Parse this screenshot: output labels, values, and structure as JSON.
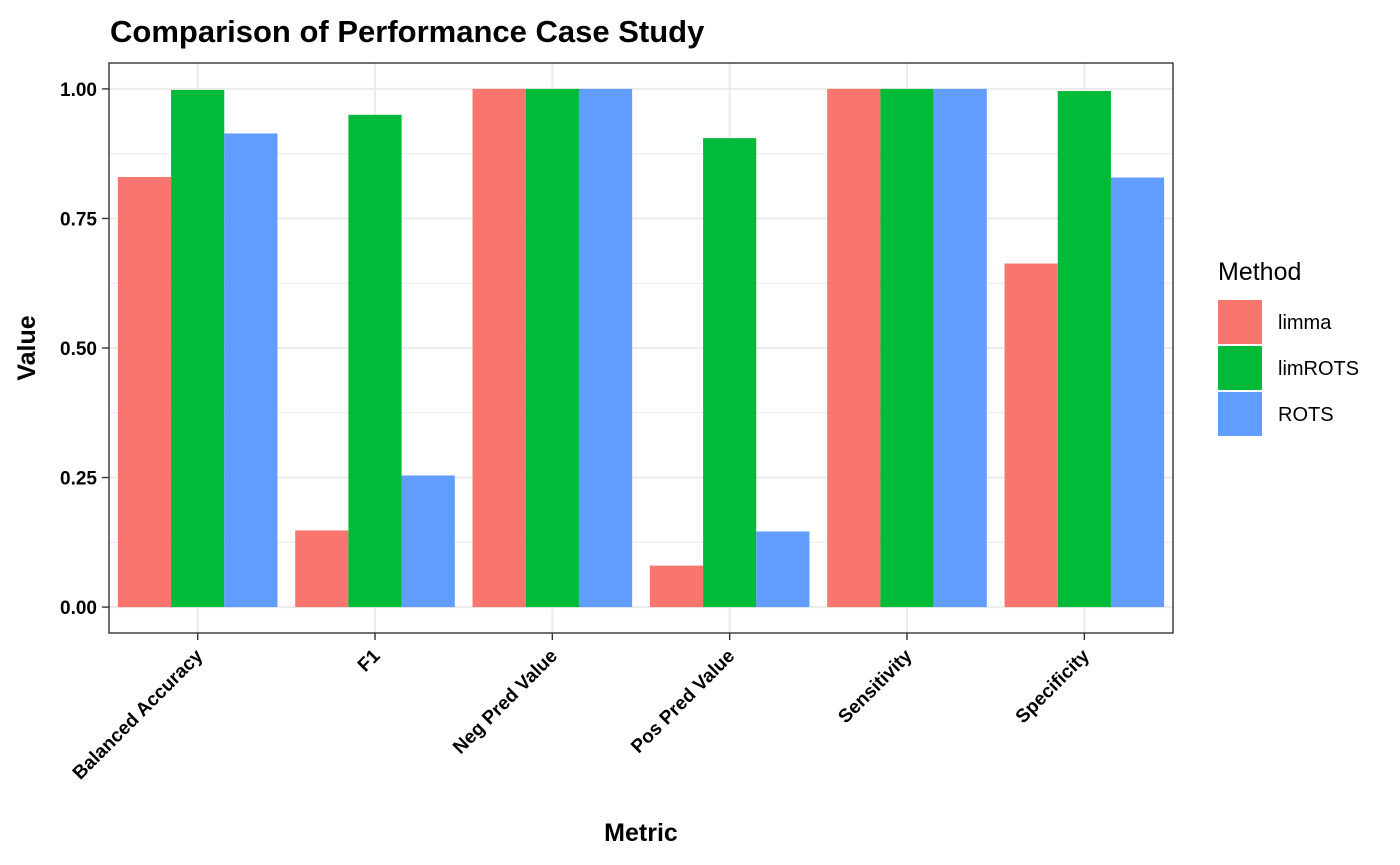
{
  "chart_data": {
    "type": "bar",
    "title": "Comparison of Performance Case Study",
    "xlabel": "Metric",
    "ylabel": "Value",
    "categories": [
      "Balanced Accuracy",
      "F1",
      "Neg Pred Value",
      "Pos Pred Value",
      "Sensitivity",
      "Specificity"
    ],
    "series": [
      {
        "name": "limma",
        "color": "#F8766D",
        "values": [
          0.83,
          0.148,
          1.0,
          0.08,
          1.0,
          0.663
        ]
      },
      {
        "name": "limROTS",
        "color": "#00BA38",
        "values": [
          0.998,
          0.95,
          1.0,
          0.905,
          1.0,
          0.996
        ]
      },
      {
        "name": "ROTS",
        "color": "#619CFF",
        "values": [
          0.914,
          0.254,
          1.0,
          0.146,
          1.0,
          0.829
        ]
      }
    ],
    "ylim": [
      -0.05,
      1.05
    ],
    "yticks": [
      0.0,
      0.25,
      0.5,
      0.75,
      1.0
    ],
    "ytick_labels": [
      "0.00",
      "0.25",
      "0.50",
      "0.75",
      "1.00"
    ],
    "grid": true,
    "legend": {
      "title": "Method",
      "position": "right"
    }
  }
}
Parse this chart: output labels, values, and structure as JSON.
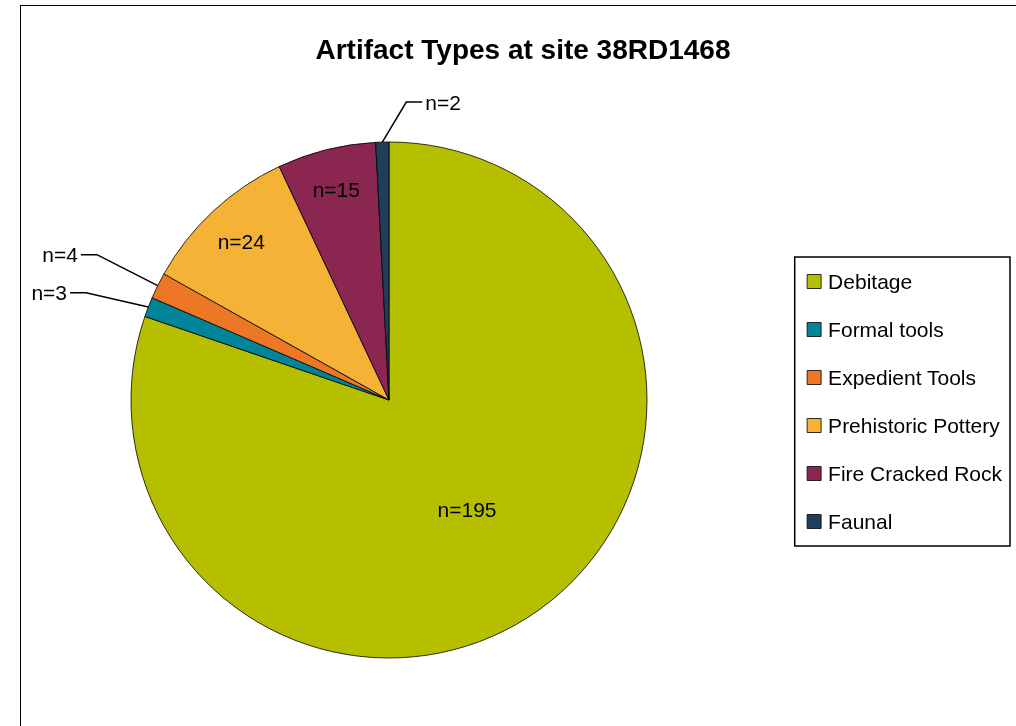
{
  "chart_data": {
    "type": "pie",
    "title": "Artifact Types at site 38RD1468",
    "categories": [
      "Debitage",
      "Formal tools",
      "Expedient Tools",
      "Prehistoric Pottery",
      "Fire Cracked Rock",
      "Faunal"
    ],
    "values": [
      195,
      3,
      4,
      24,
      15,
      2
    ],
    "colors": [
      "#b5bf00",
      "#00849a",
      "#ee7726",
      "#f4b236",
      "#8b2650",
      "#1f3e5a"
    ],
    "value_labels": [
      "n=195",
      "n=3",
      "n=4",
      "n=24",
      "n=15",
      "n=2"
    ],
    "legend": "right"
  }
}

★ ★ ★ ★

# [Task prompt]
Reproduce precisely the lines of the entries above, from the one containing "Parse this chart: output" through the final one, both ends included, and omit the pictures.

# [Problem solution]
Parse this chart: output labels, values, and structure as JSON.
{
  "chart_data": {
    "type": "pie",
    "title": "Artifact Types at site 38RD1468",
    "categories": [
      "Debitage",
      "Formal tools",
      "Expedient Tools",
      "Prehistoric Pottery",
      "Fire Cracked Rock",
      "Faunal"
    ],
    "values": [
      195,
      3,
      4,
      24,
      15,
      2
    ],
    "colors": [
      "#b5bf00",
      "#00849a",
      "#ee7726",
      "#f4b236",
      "#8b2650",
      "#1f3e5a"
    ],
    "value_labels": [
      "n=195",
      "n=3",
      "n=4",
      "n=24",
      "n=15",
      "n=2"
    ],
    "legend": "right"
  }
}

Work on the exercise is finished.